--- What you will do ---
Please list all lines of the material below in which the string "title" occurs.

Records that describe figures:
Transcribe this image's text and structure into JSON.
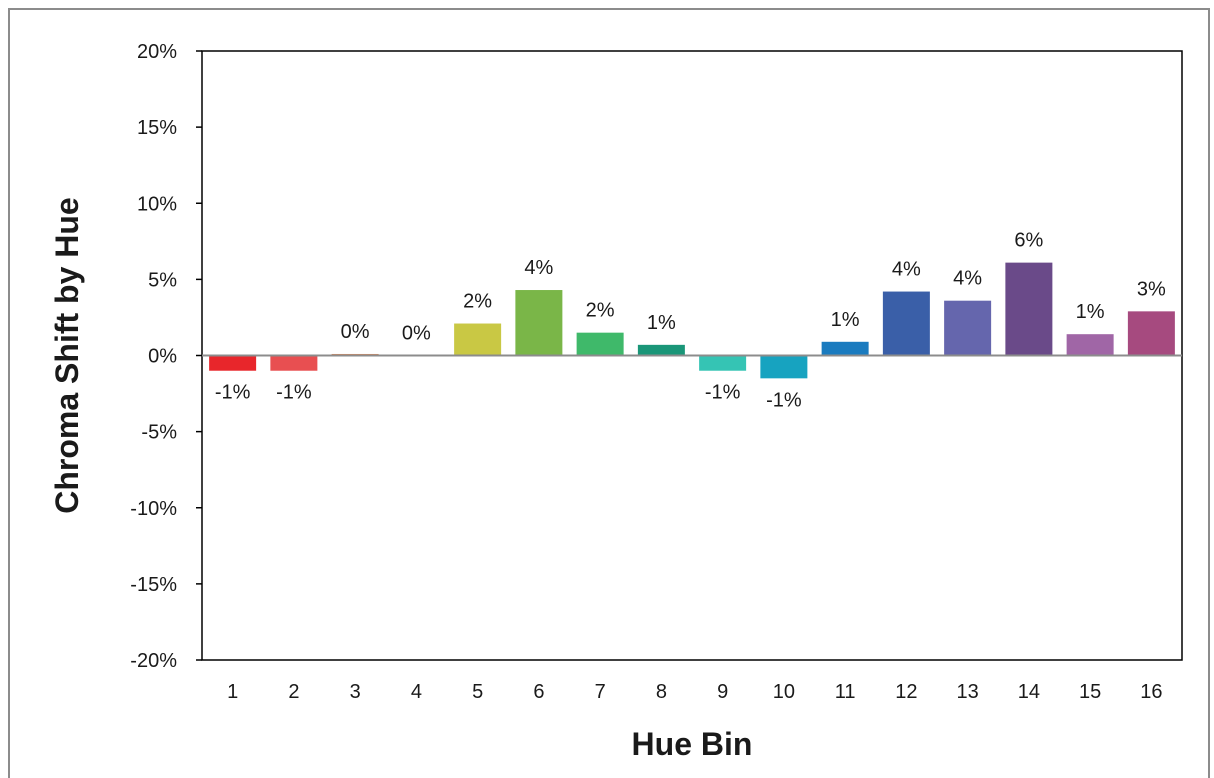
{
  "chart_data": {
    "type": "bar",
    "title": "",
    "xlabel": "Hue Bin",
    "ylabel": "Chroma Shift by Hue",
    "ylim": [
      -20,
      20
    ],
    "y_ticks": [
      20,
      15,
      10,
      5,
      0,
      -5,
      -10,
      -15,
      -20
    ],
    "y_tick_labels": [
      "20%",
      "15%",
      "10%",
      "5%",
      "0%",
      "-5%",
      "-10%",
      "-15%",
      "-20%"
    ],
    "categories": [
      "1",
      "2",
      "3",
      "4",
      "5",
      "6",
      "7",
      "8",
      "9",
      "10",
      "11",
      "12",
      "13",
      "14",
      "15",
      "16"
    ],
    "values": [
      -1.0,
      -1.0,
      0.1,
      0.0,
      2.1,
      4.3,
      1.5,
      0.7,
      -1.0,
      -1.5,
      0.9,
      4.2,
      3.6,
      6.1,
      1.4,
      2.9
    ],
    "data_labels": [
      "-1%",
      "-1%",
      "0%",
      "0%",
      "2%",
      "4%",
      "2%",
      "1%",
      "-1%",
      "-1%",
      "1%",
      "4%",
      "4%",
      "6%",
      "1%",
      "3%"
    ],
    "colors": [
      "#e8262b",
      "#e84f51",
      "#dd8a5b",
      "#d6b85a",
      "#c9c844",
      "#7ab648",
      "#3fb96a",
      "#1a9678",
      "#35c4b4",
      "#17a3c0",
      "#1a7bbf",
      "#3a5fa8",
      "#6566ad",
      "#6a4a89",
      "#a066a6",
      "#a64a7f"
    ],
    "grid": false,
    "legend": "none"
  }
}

...

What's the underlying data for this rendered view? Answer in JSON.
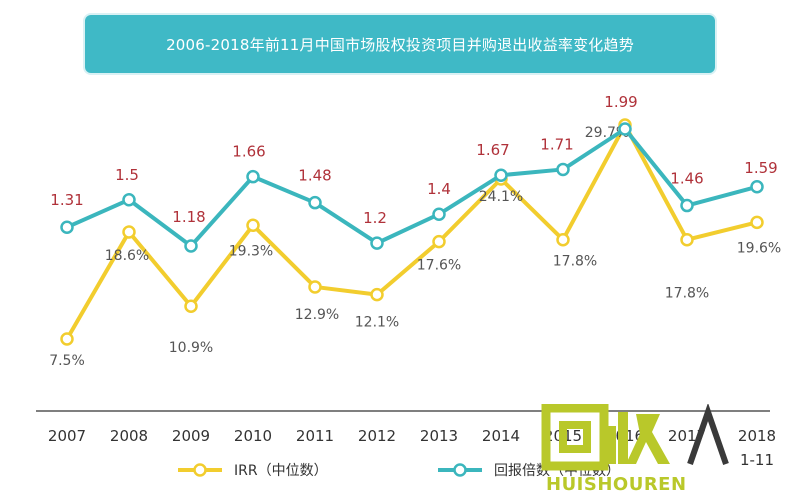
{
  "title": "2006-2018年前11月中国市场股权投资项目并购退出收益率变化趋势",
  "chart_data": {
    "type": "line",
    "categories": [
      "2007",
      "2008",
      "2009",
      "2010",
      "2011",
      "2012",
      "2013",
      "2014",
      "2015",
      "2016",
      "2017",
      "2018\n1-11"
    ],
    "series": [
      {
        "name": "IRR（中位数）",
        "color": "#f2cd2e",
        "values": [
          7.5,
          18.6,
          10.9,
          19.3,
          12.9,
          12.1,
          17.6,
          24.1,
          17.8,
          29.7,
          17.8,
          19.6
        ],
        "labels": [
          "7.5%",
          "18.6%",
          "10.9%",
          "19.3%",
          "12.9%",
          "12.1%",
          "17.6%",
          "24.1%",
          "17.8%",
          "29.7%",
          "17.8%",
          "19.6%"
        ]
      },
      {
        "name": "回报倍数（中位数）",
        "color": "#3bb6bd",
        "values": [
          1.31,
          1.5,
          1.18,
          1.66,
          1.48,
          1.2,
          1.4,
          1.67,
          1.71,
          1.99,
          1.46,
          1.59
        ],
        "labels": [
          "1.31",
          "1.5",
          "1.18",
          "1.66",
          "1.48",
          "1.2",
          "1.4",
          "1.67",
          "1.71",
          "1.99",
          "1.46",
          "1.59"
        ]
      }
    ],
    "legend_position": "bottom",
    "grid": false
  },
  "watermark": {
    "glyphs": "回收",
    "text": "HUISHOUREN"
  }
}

--- Solution ---
    "title": "",
  "title": "2006-2018年前11月中国市场股权投资项目并购退出收益率变化趋势",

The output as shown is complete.